-- Text section follows --
Design + Develop + Distribute: Now Unmarried for Market Leadership

In the history of capitalism and commerce, nothing has been more fundamental than the notion that the best path for businesses to achieve competitive advantage was to come to market with better widgets: designed by the company team, developed by the company team, and distributed by the company team. In that universe companies created and marketed widgets that became popular, and companies achieved market domination through broad distribution. Greater ideas were a secret weapon, and history proved that Ford's model T, Sears' catalog, IKEA's furniture, Bayer's aspirin and Apple's iPod -- all concepts that traded in the currency of developing, owning, and protecting better and proprietary products -- would be the blueprints for business success for more than a century.
-- Text section concluded --
▶ **Task set**
[A] Rewrite the passage on business competition, everything from "Design + Develop" down to "than a century.", with "widgets" replaced by "gadgets".
[B] In the text on business competition, how did companies achieve market domination?
[C] Continue the text on design, development and distribution from where it stops.
-- Data to examine follows --
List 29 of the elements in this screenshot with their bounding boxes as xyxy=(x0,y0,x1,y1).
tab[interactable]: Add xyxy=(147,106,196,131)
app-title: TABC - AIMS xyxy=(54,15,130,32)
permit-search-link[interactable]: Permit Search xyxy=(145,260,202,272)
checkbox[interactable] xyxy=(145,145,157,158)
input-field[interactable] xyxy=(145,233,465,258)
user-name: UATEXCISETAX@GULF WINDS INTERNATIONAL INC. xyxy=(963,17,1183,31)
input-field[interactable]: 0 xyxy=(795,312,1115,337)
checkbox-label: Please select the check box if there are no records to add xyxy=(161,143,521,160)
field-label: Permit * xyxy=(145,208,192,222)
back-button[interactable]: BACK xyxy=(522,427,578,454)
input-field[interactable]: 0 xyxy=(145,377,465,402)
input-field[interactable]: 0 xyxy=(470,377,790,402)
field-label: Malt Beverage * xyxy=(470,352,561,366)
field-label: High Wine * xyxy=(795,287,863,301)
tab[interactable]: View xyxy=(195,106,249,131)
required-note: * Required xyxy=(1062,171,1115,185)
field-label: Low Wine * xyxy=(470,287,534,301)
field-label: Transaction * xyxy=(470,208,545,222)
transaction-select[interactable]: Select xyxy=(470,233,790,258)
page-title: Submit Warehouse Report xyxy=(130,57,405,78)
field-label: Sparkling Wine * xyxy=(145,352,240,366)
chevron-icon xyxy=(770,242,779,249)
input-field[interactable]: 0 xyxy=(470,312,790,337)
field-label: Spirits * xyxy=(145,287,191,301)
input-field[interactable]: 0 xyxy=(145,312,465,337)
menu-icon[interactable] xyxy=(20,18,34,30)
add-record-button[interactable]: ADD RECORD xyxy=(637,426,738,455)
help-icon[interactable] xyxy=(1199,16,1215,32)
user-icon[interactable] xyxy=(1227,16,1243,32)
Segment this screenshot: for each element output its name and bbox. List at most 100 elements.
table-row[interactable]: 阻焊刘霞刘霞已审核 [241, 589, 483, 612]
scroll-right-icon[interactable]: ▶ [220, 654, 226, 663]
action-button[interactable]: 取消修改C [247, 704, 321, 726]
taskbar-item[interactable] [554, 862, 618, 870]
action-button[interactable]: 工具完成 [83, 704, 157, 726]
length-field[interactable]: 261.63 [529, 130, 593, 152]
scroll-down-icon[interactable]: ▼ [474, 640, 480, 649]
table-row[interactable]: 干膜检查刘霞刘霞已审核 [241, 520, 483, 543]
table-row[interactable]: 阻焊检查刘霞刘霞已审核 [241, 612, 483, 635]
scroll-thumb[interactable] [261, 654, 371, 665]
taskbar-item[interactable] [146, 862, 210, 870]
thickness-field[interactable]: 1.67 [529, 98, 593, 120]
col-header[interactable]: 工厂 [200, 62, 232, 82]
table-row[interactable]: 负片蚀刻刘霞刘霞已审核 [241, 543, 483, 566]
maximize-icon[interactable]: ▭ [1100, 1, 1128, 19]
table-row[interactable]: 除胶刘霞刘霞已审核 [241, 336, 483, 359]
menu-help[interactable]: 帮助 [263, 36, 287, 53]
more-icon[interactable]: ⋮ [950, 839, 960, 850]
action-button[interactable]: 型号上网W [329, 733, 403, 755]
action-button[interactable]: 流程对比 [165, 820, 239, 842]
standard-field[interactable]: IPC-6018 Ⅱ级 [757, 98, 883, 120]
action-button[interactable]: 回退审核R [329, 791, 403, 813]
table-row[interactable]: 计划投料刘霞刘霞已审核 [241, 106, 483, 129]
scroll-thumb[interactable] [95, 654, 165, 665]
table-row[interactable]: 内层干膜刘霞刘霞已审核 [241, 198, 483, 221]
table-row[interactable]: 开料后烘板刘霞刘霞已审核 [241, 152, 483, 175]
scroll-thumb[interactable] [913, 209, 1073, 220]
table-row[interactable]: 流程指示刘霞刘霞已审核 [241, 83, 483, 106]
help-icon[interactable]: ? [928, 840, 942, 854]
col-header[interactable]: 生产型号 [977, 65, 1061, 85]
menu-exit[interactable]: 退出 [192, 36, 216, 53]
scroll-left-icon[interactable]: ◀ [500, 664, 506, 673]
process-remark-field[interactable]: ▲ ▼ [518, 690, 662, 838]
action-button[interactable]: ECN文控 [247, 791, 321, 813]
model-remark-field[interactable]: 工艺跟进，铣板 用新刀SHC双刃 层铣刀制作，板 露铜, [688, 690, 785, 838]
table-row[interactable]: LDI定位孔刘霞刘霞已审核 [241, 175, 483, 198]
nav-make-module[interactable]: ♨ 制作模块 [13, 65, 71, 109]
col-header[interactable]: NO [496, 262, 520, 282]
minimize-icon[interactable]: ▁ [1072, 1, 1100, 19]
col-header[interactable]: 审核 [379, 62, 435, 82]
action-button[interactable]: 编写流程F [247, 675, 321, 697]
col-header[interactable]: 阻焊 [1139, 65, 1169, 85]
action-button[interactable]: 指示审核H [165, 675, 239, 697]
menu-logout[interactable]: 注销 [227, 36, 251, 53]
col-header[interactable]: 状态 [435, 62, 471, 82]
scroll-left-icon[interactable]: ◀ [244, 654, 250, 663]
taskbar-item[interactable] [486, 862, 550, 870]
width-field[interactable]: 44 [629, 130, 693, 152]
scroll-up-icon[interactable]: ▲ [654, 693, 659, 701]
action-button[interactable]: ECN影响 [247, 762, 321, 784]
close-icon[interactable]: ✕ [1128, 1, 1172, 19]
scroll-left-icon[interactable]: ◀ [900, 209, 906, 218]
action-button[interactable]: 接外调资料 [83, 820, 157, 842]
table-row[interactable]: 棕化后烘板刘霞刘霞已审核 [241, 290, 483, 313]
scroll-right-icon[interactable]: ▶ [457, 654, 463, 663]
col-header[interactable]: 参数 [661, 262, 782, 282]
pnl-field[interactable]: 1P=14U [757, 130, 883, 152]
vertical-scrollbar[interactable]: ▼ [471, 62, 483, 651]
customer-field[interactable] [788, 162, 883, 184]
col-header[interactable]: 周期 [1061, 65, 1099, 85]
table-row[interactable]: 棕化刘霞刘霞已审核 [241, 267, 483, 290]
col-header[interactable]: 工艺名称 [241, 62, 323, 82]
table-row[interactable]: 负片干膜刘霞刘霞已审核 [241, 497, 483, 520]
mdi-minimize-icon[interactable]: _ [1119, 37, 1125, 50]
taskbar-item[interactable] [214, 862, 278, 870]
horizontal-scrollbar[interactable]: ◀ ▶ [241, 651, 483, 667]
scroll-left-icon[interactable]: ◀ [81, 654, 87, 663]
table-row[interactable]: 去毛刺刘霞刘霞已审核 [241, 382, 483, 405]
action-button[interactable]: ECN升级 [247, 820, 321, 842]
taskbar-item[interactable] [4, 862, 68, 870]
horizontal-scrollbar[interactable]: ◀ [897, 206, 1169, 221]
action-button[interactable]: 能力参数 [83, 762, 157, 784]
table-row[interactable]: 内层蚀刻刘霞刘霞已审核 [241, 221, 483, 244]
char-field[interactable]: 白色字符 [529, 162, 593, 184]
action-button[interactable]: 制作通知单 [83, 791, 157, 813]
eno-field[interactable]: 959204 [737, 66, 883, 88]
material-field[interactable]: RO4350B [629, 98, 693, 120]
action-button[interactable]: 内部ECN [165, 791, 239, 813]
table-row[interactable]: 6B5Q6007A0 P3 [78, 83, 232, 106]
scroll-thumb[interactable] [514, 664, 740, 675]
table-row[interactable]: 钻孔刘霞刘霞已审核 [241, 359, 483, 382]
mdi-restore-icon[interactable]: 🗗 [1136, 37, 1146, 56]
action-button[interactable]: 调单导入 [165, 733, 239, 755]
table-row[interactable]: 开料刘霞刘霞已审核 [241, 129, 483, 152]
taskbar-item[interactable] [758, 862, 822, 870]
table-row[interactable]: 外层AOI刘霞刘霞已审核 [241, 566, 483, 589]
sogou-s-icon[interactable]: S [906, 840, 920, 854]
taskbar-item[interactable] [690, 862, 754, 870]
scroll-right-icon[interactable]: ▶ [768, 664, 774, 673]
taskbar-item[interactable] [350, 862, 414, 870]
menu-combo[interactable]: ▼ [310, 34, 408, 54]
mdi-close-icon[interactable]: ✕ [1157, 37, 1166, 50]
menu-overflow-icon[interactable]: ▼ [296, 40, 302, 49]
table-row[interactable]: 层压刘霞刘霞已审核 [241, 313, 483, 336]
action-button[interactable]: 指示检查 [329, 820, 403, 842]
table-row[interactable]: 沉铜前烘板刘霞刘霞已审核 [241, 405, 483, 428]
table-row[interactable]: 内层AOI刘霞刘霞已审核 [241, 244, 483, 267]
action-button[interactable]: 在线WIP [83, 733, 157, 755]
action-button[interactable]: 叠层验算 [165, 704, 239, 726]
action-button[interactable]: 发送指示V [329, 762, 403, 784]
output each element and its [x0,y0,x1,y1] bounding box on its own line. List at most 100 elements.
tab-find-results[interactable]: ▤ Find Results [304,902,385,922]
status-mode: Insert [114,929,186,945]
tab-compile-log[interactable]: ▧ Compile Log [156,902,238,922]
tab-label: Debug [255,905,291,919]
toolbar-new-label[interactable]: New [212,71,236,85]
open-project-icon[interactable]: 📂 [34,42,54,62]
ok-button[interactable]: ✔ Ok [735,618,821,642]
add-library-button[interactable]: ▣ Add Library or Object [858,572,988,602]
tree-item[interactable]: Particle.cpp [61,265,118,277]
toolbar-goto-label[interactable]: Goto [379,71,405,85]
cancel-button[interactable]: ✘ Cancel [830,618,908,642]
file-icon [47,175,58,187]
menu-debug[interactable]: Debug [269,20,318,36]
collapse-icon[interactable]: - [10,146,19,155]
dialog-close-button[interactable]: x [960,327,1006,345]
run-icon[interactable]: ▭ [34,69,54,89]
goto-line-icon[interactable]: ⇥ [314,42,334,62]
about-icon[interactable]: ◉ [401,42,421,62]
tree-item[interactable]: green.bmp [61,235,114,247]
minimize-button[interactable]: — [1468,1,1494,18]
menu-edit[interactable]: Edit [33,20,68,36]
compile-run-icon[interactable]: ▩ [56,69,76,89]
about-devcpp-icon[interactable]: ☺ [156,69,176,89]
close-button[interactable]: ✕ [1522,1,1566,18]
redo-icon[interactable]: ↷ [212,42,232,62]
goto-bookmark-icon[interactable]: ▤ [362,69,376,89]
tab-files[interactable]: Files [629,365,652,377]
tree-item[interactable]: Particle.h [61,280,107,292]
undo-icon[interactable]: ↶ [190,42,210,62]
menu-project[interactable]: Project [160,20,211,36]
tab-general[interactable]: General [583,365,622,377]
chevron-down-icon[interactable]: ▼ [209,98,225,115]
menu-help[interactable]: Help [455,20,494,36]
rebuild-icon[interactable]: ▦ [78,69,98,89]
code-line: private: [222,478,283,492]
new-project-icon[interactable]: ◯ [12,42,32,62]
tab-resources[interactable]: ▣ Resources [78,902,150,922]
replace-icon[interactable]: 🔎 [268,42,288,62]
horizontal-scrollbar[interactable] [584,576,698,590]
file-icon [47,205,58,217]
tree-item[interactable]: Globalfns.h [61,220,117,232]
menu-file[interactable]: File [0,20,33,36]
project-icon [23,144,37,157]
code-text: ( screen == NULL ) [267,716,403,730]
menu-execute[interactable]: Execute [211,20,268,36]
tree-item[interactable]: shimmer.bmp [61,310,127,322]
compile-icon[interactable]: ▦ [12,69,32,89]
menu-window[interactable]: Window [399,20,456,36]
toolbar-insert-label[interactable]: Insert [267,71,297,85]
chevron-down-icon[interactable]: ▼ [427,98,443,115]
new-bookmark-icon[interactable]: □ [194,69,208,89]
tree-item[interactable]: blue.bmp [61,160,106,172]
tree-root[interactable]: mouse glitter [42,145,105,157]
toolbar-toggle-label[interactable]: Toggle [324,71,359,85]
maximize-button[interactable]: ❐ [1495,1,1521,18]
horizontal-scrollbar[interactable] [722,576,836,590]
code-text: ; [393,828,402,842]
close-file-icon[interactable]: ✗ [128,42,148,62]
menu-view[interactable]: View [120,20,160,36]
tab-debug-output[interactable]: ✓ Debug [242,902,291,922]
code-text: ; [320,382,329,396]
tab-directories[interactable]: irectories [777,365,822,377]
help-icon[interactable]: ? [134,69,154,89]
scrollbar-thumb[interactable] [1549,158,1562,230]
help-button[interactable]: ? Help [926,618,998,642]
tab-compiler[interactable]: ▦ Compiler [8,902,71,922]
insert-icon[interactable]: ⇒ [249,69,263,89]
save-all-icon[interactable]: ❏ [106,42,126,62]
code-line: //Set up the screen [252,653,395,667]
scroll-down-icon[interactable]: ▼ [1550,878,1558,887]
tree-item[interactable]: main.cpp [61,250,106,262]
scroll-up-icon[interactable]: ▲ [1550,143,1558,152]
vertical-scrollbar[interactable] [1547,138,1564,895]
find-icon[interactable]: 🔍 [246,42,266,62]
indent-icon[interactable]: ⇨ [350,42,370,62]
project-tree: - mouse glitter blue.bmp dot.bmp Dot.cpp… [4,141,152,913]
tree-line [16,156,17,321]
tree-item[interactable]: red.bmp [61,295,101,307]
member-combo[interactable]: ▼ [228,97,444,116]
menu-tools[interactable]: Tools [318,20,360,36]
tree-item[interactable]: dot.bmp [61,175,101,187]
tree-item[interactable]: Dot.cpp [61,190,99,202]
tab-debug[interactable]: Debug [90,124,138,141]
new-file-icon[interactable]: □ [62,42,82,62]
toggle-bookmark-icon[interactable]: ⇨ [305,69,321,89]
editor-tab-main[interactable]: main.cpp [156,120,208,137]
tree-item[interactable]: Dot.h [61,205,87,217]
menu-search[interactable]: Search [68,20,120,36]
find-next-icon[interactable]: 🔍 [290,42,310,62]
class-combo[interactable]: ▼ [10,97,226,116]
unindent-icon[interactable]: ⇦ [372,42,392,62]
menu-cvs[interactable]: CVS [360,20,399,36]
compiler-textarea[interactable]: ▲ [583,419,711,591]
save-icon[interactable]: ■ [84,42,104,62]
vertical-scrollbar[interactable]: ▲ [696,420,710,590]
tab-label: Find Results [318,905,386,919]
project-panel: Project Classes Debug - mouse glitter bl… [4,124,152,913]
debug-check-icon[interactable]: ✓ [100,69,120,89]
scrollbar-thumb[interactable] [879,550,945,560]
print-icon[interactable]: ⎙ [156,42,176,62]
-- Data to examine concluded --
▶ **Results for the exercise**
[A]
Design + Develop + Distribute: Now Unmarried for Market Leadership

In the history of capitalism and commerce, nothing has been more fundamental than the notion that the best path for businesses to achieve competitive advantage was to come to market with better gadgets: designed by the company team, developed by the company team, and distributed by the company team. In that universe companies created and marketed gadgets that became popular, and companies achieved market domination through broad distribution. Greater ideas were a secret weapon, and history proved that Ford's model T, Sears' catalog, IKEA's furniture, Bayer's aspirin and Apple's iPod -- all concepts that traded in the currency of developing, owning, and protecting better and proprietary products -- would be the blueprints for business success for more than a century.

[B] Through broad distribution.

[C]
Enter Don Tapscott and Anthony D. Williams, authors of Macrowikinomics, and get ready to flip your fundamentals off-center. Be prepared to rethink your assumptions, completely, and take a closer look at your business strategy. Read this book -- right away -- and then go for a very long walk to think about how your company needs to refocus its game plan for achieving competitive advantage. Tapscott and Williams make the case that we're all moving forward into a world where crowd-sourcing, instantaneous global connectivity and collaboration, data transparency, and a general shift toward democratization of what was once proprietary ownership of ideas is about to replace individual invention as the secret sauce that will lead to competitive advantage. In other words, the world has already become a WikiWorld, and we have to equip ourselves to play by a new set of rules.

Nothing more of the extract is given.